#### [Short exercise]
Give every line from the entries that contains "года".

#### [Material for this exercise]
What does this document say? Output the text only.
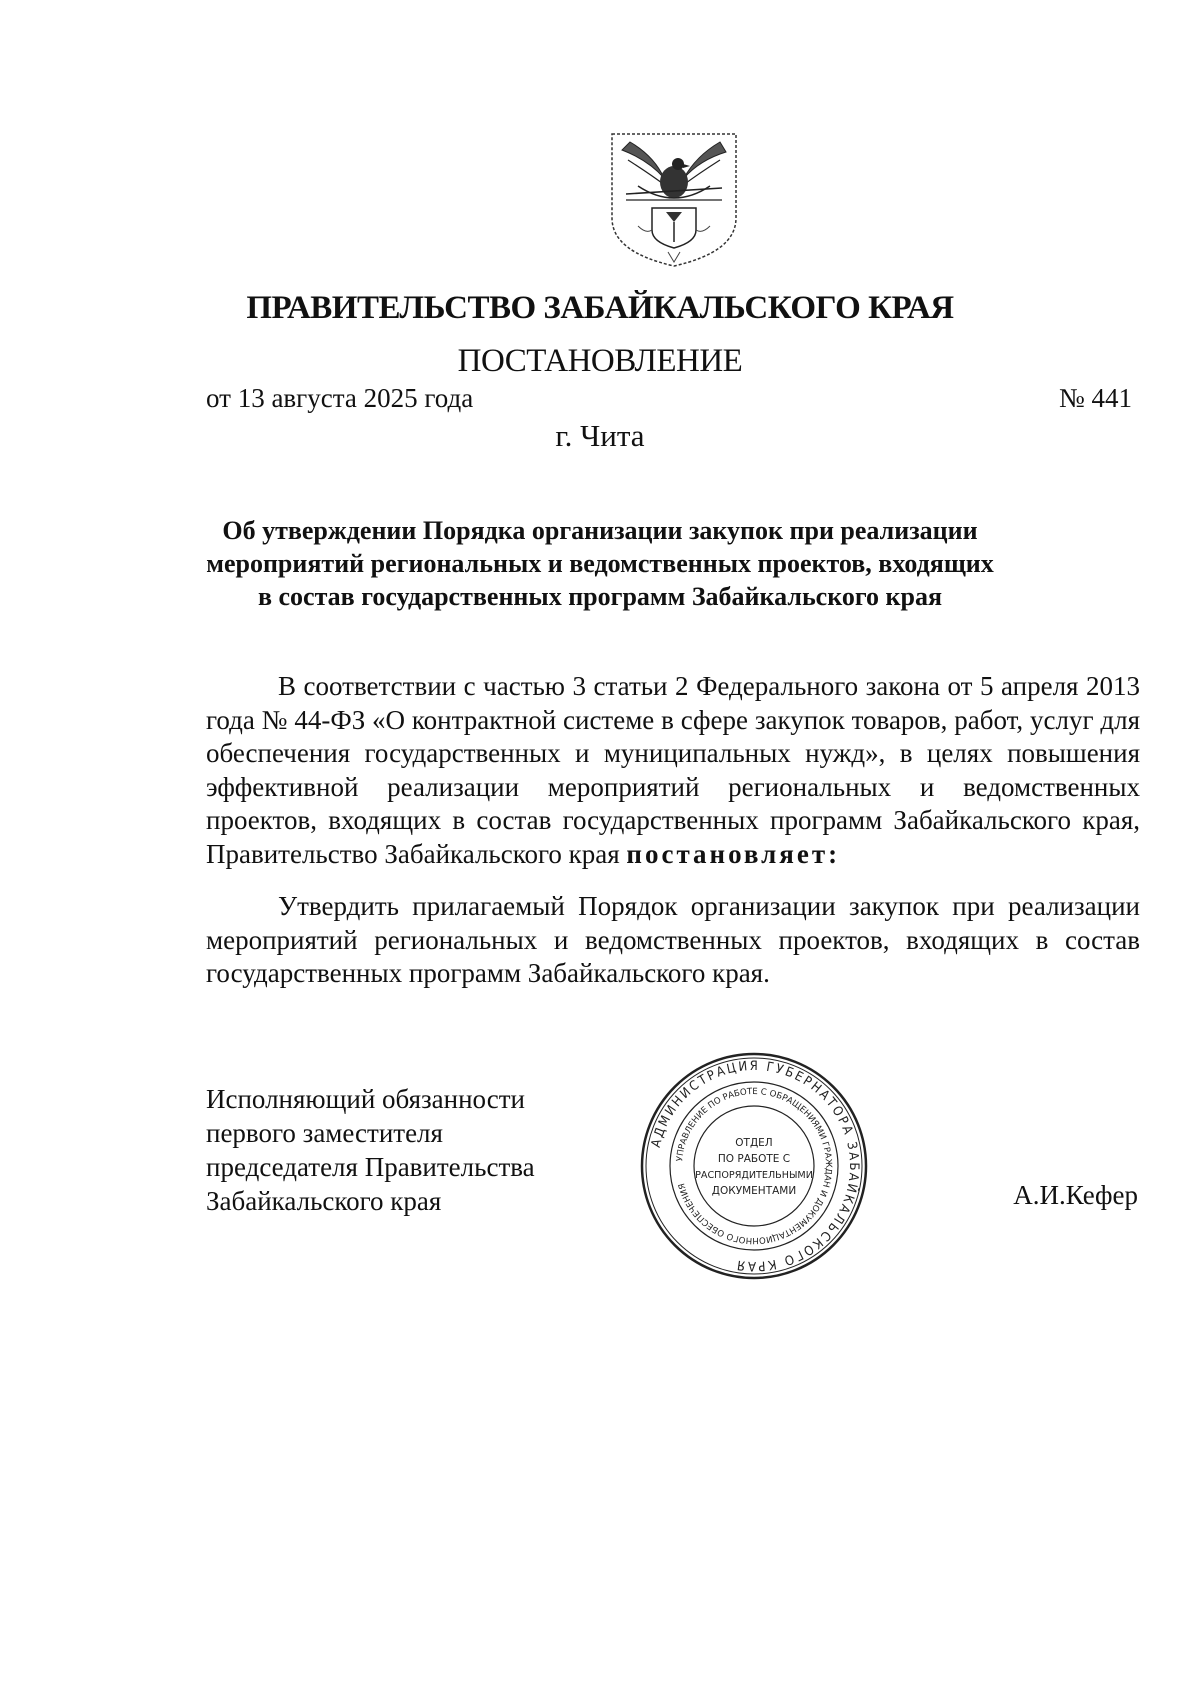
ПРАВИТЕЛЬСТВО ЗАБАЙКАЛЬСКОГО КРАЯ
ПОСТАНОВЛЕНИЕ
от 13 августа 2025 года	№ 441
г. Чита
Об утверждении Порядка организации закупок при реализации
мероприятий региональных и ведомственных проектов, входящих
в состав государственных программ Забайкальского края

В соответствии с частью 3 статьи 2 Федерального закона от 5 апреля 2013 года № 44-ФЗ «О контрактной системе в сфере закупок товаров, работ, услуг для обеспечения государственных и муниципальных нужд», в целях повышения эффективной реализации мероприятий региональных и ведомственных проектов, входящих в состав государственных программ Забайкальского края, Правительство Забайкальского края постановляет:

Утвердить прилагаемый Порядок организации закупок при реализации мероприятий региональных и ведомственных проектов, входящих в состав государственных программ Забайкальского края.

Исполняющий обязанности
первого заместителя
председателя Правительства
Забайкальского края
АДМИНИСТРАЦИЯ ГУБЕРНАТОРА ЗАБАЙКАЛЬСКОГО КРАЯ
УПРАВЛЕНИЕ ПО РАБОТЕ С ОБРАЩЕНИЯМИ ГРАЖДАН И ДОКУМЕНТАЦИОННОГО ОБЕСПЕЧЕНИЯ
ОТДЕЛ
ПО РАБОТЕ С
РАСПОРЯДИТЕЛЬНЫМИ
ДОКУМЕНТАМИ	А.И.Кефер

#### [Final answer]
от 13 августа 2025 года	№ 441
В соответствии с частью 3 статьи 2 Федерального закона от 5 апреля 2013 года № 44-ФЗ «О контрактной системе в сфере закупок товаров, работ, услуг для обеспечения государственных и муниципальных нужд», в целях повышения эффективной реализации мероприятий региональных и ведомственных проектов, входящих в состав государственных программ Забайкальского края, Правительство Забайкальского края постановляет:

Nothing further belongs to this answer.